_EXERCISE_
Lines containing the word "noch" should be extracted in full.

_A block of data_
========
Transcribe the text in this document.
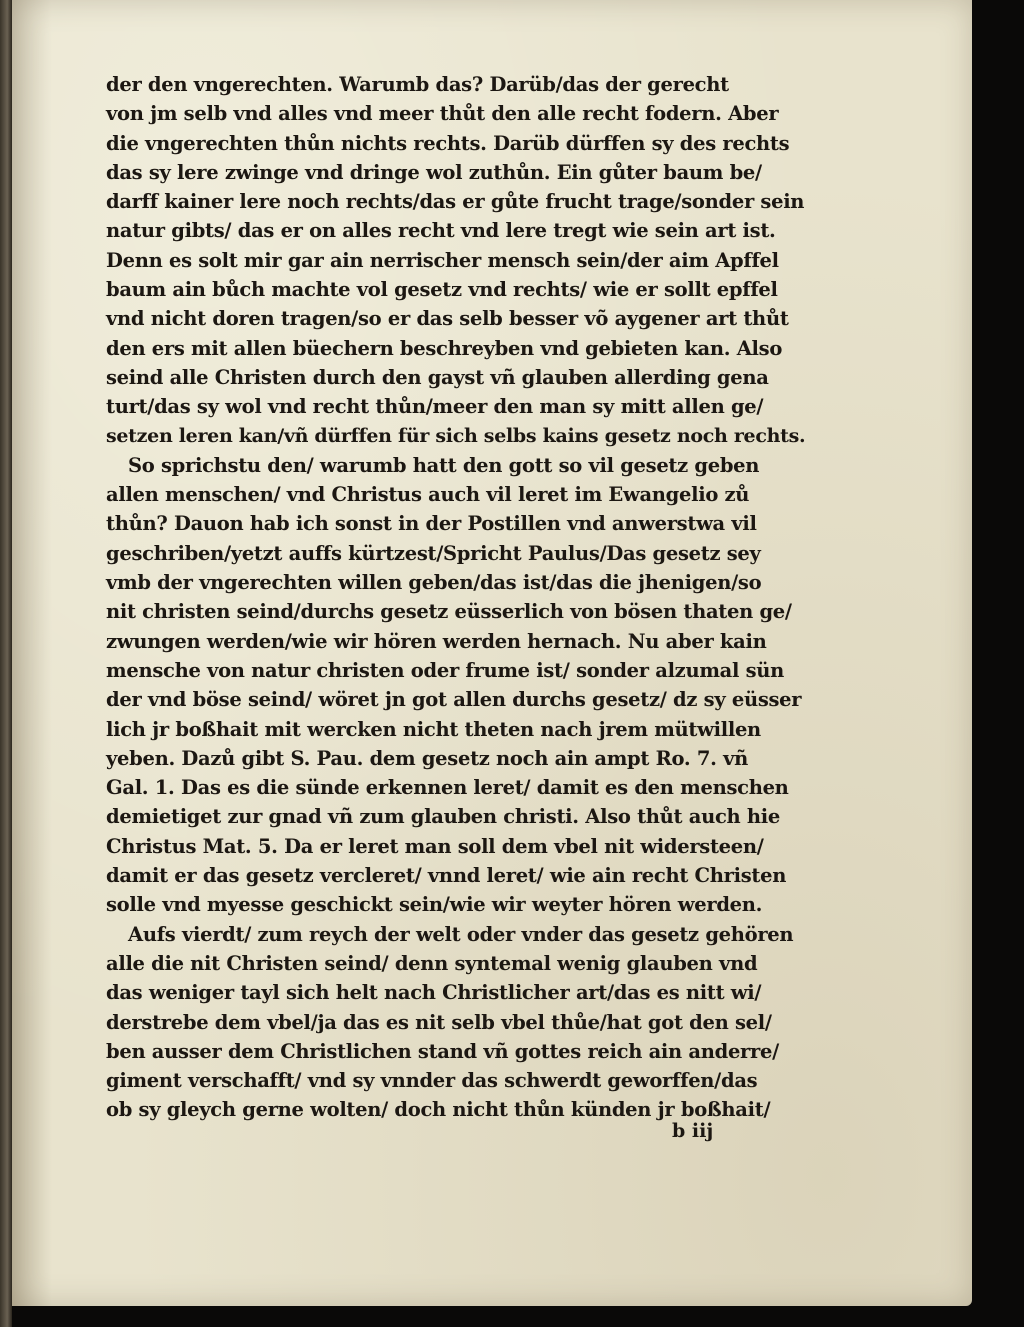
der den vngerechten. Warumb das? Darüb/das der gerecht
von jm selb vnd alles vnd meer thůt den alle recht fodern. Aber
die vngerechten thůn nichts rechts. Darüb dürffen sy des rechts
das sy lere zwinge vnd dringe wol zuthůn. Ein gůter baum be/
darff kainer lere noch rechts/das er gůte frucht trage/sonder sein
natur gibts/ das er on alles recht vnd lere tregt wie sein art ist.
Denn es solt mir gar ain nerrischer mensch sein/der aim Apffel
baum ain bůch machte vol gesetz vnd rechts/ wie er sollt epffel
vnd nicht doren tragen/so er das selb besser võ aygener art thůt
den ers mit allen büechern beschreyben vnd gebieten kan. Also
seind alle Christen durch den gayst vñ glauben allerding gena
turt/das sy wol vnd recht thůn/meer den man sy mitt allen ge/
setzen leren kan/vñ dürffen für sich selbs kains gesetz noch rechts.
So sprichstu den/ warumb hatt den gott so vil gesetz geben
allen menschen/ vnd Christus auch vil leret im Ewangelio zů
thůn? Dauon hab ich sonst in der Postillen vnd anwerstwa vil
geschriben/yetzt auffs kürtzest/Spricht Paulus/Das gesetz sey
vmb der vngerechten willen geben/das ist/das die jhenigen/so
nit christen seind/durchs gesetz eüsserlich von bösen thaten ge/
zwungen werden/wie wir hören werden hernach. Nu aber kain
mensche von natur christen oder frume ist/ sonder alzumal sün
der vnd böse seind/ wöret jn got allen durchs gesetz/ dz sy eüsser
lich jr boßhait mit wercken nicht theten nach jrem mütwillen
yeben. Dazů gibt S. Pau. dem gesetz noch ain ampt Ro. 7. vñ
Gal. 1. Das es die sünde erkennen leret/ damit es den menschen
demietiget zur gnad vñ zum glauben christi. Also thůt auch hie
Christus Mat. 5. Da er leret man soll dem vbel nit widersteen/
damit er das gesetz vercleret/ vnnd leret/ wie ain recht Christen
solle vnd myesse geschickt sein/wie wir weyter hören werden.
Aufs vierdt/ zum reych der welt oder vnder das gesetz gehören
alle die nit Christen seind/ denn syntemal wenig glauben vnd
das weniger tayl sich helt nach Christlicher art/das es nitt wi/
derstrebe dem vbel/ja das es nit selb vbel thůe/hat got den sel/
ben ausser dem Christlichen stand vñ gottes reich ain anderre/
giment verschafft/ vnd sy vnnder das schwerdt geworffen/das
ob sy gleych gerne wolten/ doch nicht thůn künden jr boßhait/
b iij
========
_WRITTEN REPLY_
darff kainer lere noch rechts/das er gůte frucht trage/sonder sein
setzen leren kan/vñ dürffen für sich selbs kains gesetz noch rechts.
yeben. Dazů gibt S. Pau. dem gesetz noch ain ampt Ro. 7. vñ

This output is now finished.